§ Exercise prompt
Using the material below, copy every line where "which" appears.

§ Source material
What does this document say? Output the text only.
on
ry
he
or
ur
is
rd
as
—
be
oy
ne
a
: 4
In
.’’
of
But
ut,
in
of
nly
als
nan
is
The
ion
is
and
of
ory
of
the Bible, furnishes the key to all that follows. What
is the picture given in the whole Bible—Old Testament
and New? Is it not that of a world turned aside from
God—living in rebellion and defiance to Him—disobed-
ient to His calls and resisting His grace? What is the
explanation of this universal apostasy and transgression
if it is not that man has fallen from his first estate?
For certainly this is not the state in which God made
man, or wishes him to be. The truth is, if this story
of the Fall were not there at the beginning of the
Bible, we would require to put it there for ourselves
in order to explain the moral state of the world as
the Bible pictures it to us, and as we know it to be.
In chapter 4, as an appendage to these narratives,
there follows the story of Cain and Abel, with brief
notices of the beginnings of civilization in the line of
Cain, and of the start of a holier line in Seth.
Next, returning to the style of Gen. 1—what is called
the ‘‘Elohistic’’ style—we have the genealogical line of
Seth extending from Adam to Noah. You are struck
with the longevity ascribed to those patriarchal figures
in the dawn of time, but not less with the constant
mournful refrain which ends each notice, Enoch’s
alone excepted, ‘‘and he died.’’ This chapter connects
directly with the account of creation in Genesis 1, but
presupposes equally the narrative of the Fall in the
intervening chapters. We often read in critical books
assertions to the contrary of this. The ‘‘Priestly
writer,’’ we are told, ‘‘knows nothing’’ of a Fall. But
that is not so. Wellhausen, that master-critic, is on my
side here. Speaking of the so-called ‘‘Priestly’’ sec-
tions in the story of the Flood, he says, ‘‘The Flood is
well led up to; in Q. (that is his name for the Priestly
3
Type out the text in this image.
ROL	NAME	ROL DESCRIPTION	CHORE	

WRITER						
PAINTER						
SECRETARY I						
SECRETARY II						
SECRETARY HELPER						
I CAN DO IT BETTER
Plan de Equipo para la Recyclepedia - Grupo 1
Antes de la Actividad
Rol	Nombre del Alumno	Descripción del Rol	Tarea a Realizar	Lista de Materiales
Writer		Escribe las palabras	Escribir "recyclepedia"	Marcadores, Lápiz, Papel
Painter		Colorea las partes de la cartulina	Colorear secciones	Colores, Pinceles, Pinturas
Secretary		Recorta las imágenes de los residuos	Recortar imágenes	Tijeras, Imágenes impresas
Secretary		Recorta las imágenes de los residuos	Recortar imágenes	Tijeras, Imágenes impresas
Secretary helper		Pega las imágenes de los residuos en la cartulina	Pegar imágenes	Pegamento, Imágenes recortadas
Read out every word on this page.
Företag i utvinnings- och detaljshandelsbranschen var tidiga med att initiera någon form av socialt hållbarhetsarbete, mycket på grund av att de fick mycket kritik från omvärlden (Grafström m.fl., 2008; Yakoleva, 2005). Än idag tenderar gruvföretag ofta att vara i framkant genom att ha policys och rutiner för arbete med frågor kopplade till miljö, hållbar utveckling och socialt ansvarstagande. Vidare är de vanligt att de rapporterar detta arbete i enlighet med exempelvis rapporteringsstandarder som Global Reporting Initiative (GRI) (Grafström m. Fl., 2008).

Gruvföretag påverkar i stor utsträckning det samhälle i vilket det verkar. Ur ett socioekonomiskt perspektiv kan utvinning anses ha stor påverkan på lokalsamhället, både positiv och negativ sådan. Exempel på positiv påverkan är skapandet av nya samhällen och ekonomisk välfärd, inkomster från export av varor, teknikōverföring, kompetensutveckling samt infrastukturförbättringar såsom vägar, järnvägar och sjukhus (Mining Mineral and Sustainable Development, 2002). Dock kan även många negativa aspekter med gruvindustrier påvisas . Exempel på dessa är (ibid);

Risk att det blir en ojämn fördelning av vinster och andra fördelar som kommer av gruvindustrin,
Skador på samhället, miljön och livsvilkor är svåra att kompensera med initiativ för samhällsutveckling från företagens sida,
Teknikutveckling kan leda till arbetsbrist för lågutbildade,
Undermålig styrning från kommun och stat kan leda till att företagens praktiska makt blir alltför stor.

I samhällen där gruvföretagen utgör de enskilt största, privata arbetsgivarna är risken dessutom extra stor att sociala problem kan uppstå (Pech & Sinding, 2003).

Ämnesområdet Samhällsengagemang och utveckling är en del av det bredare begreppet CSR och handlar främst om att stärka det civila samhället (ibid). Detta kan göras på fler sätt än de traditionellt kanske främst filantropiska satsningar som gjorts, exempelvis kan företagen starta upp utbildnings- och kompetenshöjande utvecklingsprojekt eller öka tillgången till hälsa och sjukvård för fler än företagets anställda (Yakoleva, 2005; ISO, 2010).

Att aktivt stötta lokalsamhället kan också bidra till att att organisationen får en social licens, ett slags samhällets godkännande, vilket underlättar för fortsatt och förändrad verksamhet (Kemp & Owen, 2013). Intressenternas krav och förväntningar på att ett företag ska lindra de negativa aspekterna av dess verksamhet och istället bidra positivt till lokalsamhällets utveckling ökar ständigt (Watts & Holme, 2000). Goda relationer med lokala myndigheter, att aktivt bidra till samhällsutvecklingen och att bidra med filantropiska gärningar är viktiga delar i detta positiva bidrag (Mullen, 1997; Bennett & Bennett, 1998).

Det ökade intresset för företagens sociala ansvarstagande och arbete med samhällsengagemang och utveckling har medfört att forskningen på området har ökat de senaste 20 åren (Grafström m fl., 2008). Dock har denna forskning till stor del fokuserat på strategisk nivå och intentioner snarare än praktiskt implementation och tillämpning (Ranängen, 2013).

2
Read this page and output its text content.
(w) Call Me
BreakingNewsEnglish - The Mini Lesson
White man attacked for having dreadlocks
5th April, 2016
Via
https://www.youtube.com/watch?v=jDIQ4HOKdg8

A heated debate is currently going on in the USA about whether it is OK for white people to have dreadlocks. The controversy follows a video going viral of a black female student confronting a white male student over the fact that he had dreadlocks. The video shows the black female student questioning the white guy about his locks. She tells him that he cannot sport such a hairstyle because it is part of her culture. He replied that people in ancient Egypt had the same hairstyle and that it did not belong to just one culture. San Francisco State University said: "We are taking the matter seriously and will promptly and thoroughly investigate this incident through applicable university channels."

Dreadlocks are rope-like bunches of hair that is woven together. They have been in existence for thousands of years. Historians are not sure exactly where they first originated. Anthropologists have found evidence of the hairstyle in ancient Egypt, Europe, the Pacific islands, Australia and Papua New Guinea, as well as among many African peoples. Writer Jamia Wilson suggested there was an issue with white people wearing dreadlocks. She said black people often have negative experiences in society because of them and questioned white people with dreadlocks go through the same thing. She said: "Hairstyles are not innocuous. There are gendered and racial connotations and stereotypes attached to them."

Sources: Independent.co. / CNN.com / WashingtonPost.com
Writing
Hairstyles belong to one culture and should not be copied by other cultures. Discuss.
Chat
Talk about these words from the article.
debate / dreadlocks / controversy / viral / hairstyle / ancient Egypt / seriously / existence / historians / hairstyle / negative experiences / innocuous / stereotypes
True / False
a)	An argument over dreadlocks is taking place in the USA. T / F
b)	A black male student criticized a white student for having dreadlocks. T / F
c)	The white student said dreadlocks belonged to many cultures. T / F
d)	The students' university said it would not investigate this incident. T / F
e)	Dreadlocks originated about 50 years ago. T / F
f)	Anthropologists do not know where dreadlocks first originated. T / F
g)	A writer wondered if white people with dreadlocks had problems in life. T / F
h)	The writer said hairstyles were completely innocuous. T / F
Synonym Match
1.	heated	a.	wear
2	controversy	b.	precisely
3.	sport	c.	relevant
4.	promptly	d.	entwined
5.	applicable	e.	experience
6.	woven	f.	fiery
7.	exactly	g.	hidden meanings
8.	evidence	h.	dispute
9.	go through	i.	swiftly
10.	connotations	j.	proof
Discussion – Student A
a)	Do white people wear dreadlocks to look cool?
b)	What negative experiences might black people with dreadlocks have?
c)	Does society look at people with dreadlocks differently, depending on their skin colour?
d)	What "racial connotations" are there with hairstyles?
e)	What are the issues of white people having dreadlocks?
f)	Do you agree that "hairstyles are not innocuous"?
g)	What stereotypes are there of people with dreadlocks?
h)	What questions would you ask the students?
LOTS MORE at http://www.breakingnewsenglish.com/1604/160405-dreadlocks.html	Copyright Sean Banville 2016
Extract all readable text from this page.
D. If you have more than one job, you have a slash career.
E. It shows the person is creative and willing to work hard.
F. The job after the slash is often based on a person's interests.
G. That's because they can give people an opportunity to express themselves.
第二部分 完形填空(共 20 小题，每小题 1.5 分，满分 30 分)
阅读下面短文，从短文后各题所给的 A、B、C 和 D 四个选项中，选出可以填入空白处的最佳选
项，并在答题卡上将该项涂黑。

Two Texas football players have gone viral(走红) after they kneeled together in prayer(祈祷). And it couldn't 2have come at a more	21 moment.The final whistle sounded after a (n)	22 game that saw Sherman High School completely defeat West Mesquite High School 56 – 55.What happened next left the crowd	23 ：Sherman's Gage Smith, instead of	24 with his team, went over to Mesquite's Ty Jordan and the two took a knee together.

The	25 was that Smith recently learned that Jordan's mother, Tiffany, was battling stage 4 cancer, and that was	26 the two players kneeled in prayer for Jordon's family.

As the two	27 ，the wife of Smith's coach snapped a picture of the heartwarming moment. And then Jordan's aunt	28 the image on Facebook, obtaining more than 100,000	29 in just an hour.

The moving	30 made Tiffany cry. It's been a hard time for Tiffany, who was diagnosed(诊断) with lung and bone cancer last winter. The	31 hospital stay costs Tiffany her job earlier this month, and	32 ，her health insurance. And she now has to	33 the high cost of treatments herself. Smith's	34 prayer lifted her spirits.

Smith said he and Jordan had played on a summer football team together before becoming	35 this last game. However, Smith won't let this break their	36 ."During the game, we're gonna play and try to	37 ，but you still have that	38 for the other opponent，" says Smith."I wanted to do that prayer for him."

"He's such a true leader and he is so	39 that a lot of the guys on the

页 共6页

§ Reply to the exercise
For certainly this is not the state in which God made
mournful refrain which ends each notice, Enoch’s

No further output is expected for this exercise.